Directive →
Gather all lines from the material that contain the word "grid".

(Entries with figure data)
☆ ☆ ☆

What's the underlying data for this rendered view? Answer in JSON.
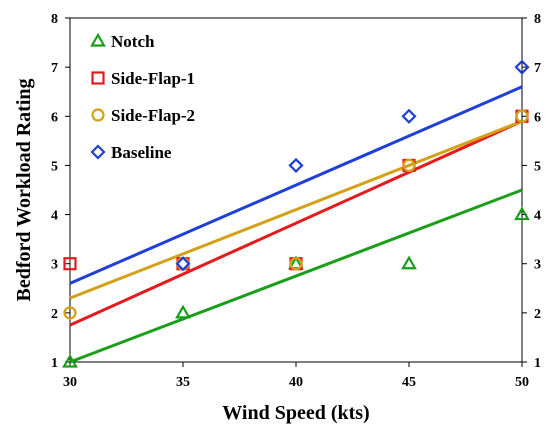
{
  "chart_data": {
    "type": "scatter",
    "title": "",
    "xlabel": "Wind Speed (kts)",
    "ylabel": "Bedford Workload Rating",
    "xlim": [
      30,
      50
    ],
    "ylim": [
      1,
      8
    ],
    "x_ticks": [
      "30",
      "35",
      "40",
      "45",
      "50"
    ],
    "y_ticks": [
      "1",
      "2",
      "3",
      "4",
      "5",
      "6",
      "7",
      "8"
    ],
    "y2_ticks": [
      "1",
      "2",
      "3",
      "4",
      "5",
      "6",
      "7",
      "8"
    ],
    "grid": false,
    "legend_position": "top-left",
    "series": [
      {
        "name": "Notch",
        "marker": "triangle",
        "color": "#1a9e1a",
        "points": [
          [
            30,
            1
          ],
          [
            35,
            2
          ],
          [
            40,
            3
          ],
          [
            45,
            3
          ],
          [
            50,
            4
          ]
        ],
        "trendline": [
          [
            30,
            1.0
          ],
          [
            50,
            4.5
          ]
        ]
      },
      {
        "name": "Side-Flap-1",
        "marker": "square",
        "color": "#e41a1c",
        "points": [
          [
            30,
            3
          ],
          [
            35,
            3
          ],
          [
            40,
            3
          ],
          [
            45,
            5
          ],
          [
            50,
            6
          ]
        ],
        "trendline": [
          [
            30,
            1.75
          ],
          [
            50,
            5.9
          ]
        ]
      },
      {
        "name": "Side-Flap-2",
        "marker": "circle",
        "color": "#d4a017",
        "points": [
          [
            30,
            2
          ],
          [
            35,
            3
          ],
          [
            40,
            3
          ],
          [
            45,
            5
          ],
          [
            50,
            6
          ]
        ],
        "trendline": [
          [
            30,
            2.3
          ],
          [
            50,
            5.9
          ]
        ]
      },
      {
        "name": "Baseline",
        "marker": "diamond",
        "color": "#1f3fd6",
        "points": [
          [
            35,
            3
          ],
          [
            40,
            5
          ],
          [
            45,
            6
          ],
          [
            50,
            7
          ]
        ],
        "trendline": [
          [
            30,
            2.6
          ],
          [
            50,
            6.6
          ]
        ]
      }
    ]
  }
}
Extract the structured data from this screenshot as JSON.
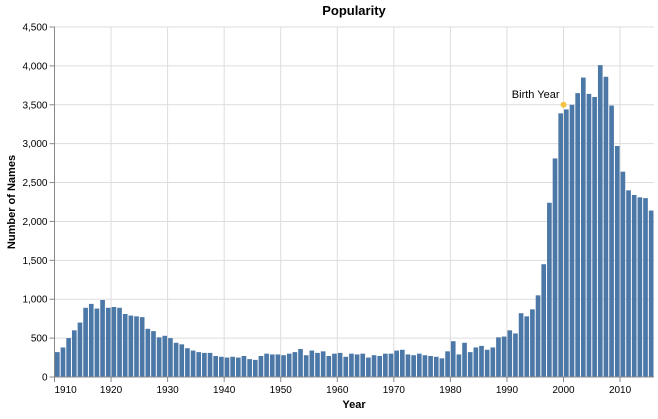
{
  "chart_data": {
    "type": "bar",
    "title": "Popularity",
    "x_label": "Year",
    "y_label": "Number of Names",
    "x": [
      1910,
      1911,
      1912,
      1913,
      1914,
      1915,
      1916,
      1917,
      1918,
      1919,
      1920,
      1921,
      1922,
      1923,
      1924,
      1925,
      1926,
      1927,
      1928,
      1929,
      1930,
      1931,
      1932,
      1933,
      1934,
      1935,
      1936,
      1937,
      1938,
      1939,
      1940,
      1941,
      1942,
      1943,
      1944,
      1945,
      1946,
      1947,
      1948,
      1949,
      1950,
      1951,
      1952,
      1953,
      1954,
      1955,
      1956,
      1957,
      1958,
      1959,
      1960,
      1961,
      1962,
      1963,
      1964,
      1965,
      1966,
      1967,
      1968,
      1969,
      1970,
      1971,
      1972,
      1973,
      1974,
      1975,
      1976,
      1977,
      1978,
      1979,
      1980,
      1981,
      1982,
      1983,
      1984,
      1985,
      1986,
      1987,
      1988,
      1989,
      1990,
      1991,
      1992,
      1993,
      1994,
      1995,
      1996,
      1997,
      1998,
      1999,
      2000,
      2001,
      2002,
      2003,
      2004,
      2005,
      2006,
      2007,
      2008,
      2009,
      2010,
      2011,
      2012,
      2013,
      2014,
      2015
    ],
    "values": [
      320,
      380,
      500,
      600,
      700,
      890,
      940,
      880,
      990,
      890,
      900,
      890,
      810,
      790,
      780,
      770,
      620,
      590,
      510,
      530,
      500,
      440,
      420,
      370,
      340,
      320,
      310,
      310,
      270,
      260,
      250,
      260,
      250,
      270,
      230,
      220,
      270,
      300,
      290,
      290,
      280,
      300,
      320,
      360,
      280,
      340,
      310,
      330,
      270,
      300,
      310,
      260,
      300,
      290,
      300,
      250,
      280,
      270,
      300,
      300,
      340,
      350,
      290,
      280,
      300,
      280,
      270,
      260,
      240,
      330,
      460,
      290,
      440,
      320,
      380,
      400,
      350,
      380,
      510,
      520,
      600,
      560,
      820,
      780,
      870,
      1050,
      1450,
      2240,
      2810,
      3390,
      3440,
      3500,
      3650,
      3850,
      3640,
      3600,
      4010,
      3860,
      3490,
      2970,
      2640,
      2400,
      2340,
      2310,
      2300,
      2140
    ],
    "color": "#4c78a8",
    "xlim": [
      1910,
      2016
    ],
    "xticks": [
      1910,
      1920,
      1930,
      1940,
      1950,
      1960,
      1970,
      1980,
      1990,
      2000,
      2010
    ],
    "ylim": [
      0,
      4500
    ],
    "yticks": [
      0,
      500,
      {
        "value": 1000,
        "label": "1,000"
      },
      {
        "value": 1500,
        "label": "1,500"
      },
      {
        "value": 2000,
        "label": "2,000"
      },
      {
        "value": 2500,
        "label": "2,500"
      },
      {
        "value": 3000,
        "label": "3,000"
      },
      {
        "value": 3500,
        "label": "3,500"
      },
      {
        "value": 4000,
        "label": "4,000"
      },
      {
        "value": 4500,
        "label": "4,500"
      }
    ],
    "grid": true,
    "annotation": {
      "label": "Birth Year",
      "x": 2000,
      "y": 3500,
      "color": "#f5c242"
    }
  }
}
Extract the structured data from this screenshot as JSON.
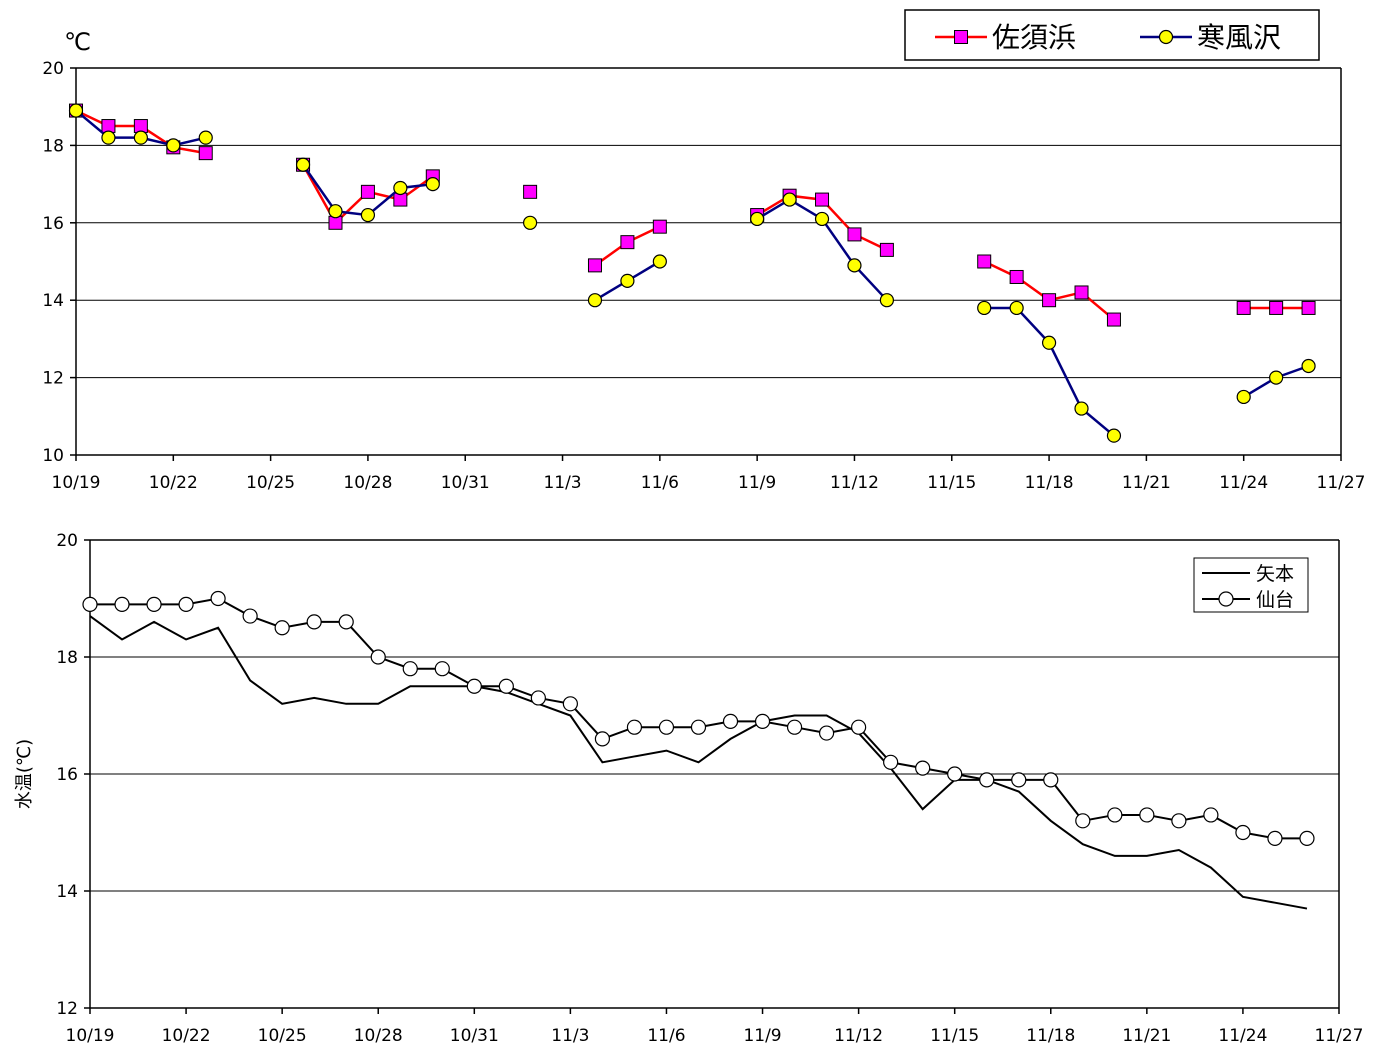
{
  "chart_data": [
    {
      "type": "line",
      "unit_label": "℃",
      "ylim": [
        10,
        20
      ],
      "yticks": [
        10,
        12,
        14,
        16,
        18,
        20
      ],
      "xlim": [
        "10/19",
        "11/27"
      ],
      "xticks": [
        "10/19",
        "10/22",
        "10/25",
        "10/28",
        "10/31",
        "11/3",
        "11/6",
        "11/9",
        "11/12",
        "11/15",
        "11/18",
        "11/21",
        "11/24",
        "11/27"
      ],
      "grid": true,
      "legend_position": "top-right",
      "series": [
        {
          "name": "佐須浜",
          "color": "#ff0000",
          "marker_color": "#ff00ff",
          "marker": "square",
          "segments": [
            [
              [
                "10/19",
                18.9
              ],
              [
                "10/20",
                18.5
              ],
              [
                "10/21",
                18.5
              ],
              [
                "10/22",
                17.95
              ],
              [
                "10/23",
                17.8
              ]
            ],
            [
              [
                "10/26",
                17.5
              ],
              [
                "10/27",
                16.0
              ],
              [
                "10/28",
                16.8
              ],
              [
                "10/29",
                16.6
              ],
              [
                "10/30",
                17.2
              ]
            ],
            [
              [
                "11/2",
                16.8
              ]
            ],
            [
              [
                "11/4",
                14.9
              ],
              [
                "11/5",
                15.5
              ],
              [
                "11/6",
                15.9
              ]
            ],
            [
              [
                "11/9",
                16.2
              ],
              [
                "11/10",
                16.7
              ],
              [
                "11/11",
                16.6
              ],
              [
                "11/12",
                15.7
              ],
              [
                "11/13",
                15.3
              ]
            ],
            [
              [
                "11/16",
                15.0
              ],
              [
                "11/17",
                14.6
              ],
              [
                "11/18",
                14.0
              ],
              [
                "11/19",
                14.2
              ],
              [
                "11/20",
                13.5
              ]
            ],
            [
              [
                "11/24",
                13.8
              ],
              [
                "11/25",
                13.8
              ],
              [
                "11/26",
                13.8
              ]
            ]
          ]
        },
        {
          "name": "寒風沢",
          "color": "#000080",
          "marker_color": "#ffff00",
          "marker": "circle",
          "segments": [
            [
              [
                "10/19",
                18.9
              ],
              [
                "10/20",
                18.2
              ],
              [
                "10/21",
                18.2
              ],
              [
                "10/22",
                18.0
              ],
              [
                "10/23",
                18.2
              ]
            ],
            [
              [
                "10/26",
                17.5
              ],
              [
                "10/27",
                16.3
              ],
              [
                "10/28",
                16.2
              ],
              [
                "10/29",
                16.9
              ],
              [
                "10/30",
                17.0
              ]
            ],
            [
              [
                "11/2",
                16.0
              ]
            ],
            [
              [
                "11/4",
                14.0
              ],
              [
                "11/5",
                14.5
              ],
              [
                "11/6",
                15.0
              ]
            ],
            [
              [
                "11/9",
                16.1
              ],
              [
                "11/10",
                16.6
              ],
              [
                "11/11",
                16.1
              ],
              [
                "11/12",
                14.9
              ],
              [
                "11/13",
                14.0
              ]
            ],
            [
              [
                "11/16",
                13.8
              ],
              [
                "11/17",
                13.8
              ],
              [
                "11/18",
                12.9
              ],
              [
                "11/19",
                11.2
              ],
              [
                "11/20",
                10.5
              ]
            ],
            [
              [
                "11/24",
                11.5
              ],
              [
                "11/25",
                12.0
              ],
              [
                "11/26",
                12.3
              ]
            ]
          ]
        }
      ]
    },
    {
      "type": "line",
      "ylabel": "水温(℃)",
      "ylim": [
        12,
        20
      ],
      "yticks": [
        12,
        14,
        16,
        18,
        20
      ],
      "xlim": [
        "10/19",
        "11/27"
      ],
      "xticks": [
        "10/19",
        "10/22",
        "10/25",
        "10/28",
        "10/31",
        "11/3",
        "11/6",
        "11/9",
        "11/12",
        "11/15",
        "11/18",
        "11/21",
        "11/24",
        "11/27"
      ],
      "grid": true,
      "legend_position": "top-right",
      "series": [
        {
          "name": "矢本",
          "color": "#000000",
          "marker": "none",
          "x": [
            "10/19",
            "10/20",
            "10/21",
            "10/22",
            "10/23",
            "10/24",
            "10/25",
            "10/26",
            "10/27",
            "10/28",
            "10/29",
            "10/30",
            "10/31",
            "11/1",
            "11/2",
            "11/3",
            "11/4",
            "11/5",
            "11/6",
            "11/7",
            "11/8",
            "11/9",
            "11/10",
            "11/11",
            "11/12",
            "11/13",
            "11/14",
            "11/15",
            "11/16",
            "11/17",
            "11/18",
            "11/19",
            "11/20",
            "11/21",
            "11/22",
            "11/23",
            "11/24",
            "11/25",
            "11/26"
          ],
          "values": [
            18.7,
            18.3,
            18.6,
            18.3,
            18.5,
            17.6,
            17.2,
            17.3,
            17.2,
            17.2,
            17.5,
            17.5,
            17.5,
            17.4,
            17.2,
            17.0,
            16.2,
            16.3,
            16.4,
            16.2,
            16.6,
            16.9,
            17.0,
            17.0,
            16.7,
            16.1,
            15.4,
            15.9,
            15.9,
            15.7,
            15.2,
            14.8,
            14.6,
            14.6,
            14.7,
            14.4,
            13.9,
            13.8,
            13.7
          ]
        },
        {
          "name": "仙台",
          "color": "#000000",
          "marker_color": "#ffffff",
          "marker": "circle",
          "x": [
            "10/19",
            "10/20",
            "10/21",
            "10/22",
            "10/23",
            "10/24",
            "10/25",
            "10/26",
            "10/27",
            "10/28",
            "10/29",
            "10/30",
            "10/31",
            "11/1",
            "11/2",
            "11/3",
            "11/4",
            "11/5",
            "11/6",
            "11/7",
            "11/8",
            "11/9",
            "11/10",
            "11/11",
            "11/12",
            "11/13",
            "11/14",
            "11/15",
            "11/16",
            "11/17",
            "11/18",
            "11/19",
            "11/20",
            "11/21",
            "11/22",
            "11/23",
            "11/24",
            "11/25",
            "11/26"
          ],
          "values": [
            18.9,
            18.9,
            18.9,
            18.9,
            19.0,
            18.7,
            18.5,
            18.6,
            18.6,
            18.0,
            17.8,
            17.8,
            17.5,
            17.5,
            17.3,
            17.2,
            16.6,
            16.8,
            16.8,
            16.8,
            16.9,
            16.9,
            16.8,
            16.7,
            16.8,
            16.2,
            16.1,
            16.0,
            15.9,
            15.9,
            15.9,
            15.2,
            15.3,
            15.3,
            15.2,
            15.3,
            15.0,
            14.9,
            14.9
          ]
        }
      ]
    }
  ]
}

☆ ☆ ☆

The output →
    "grid": false,
    "grid": true,
      "grid": true,
      "grid": true,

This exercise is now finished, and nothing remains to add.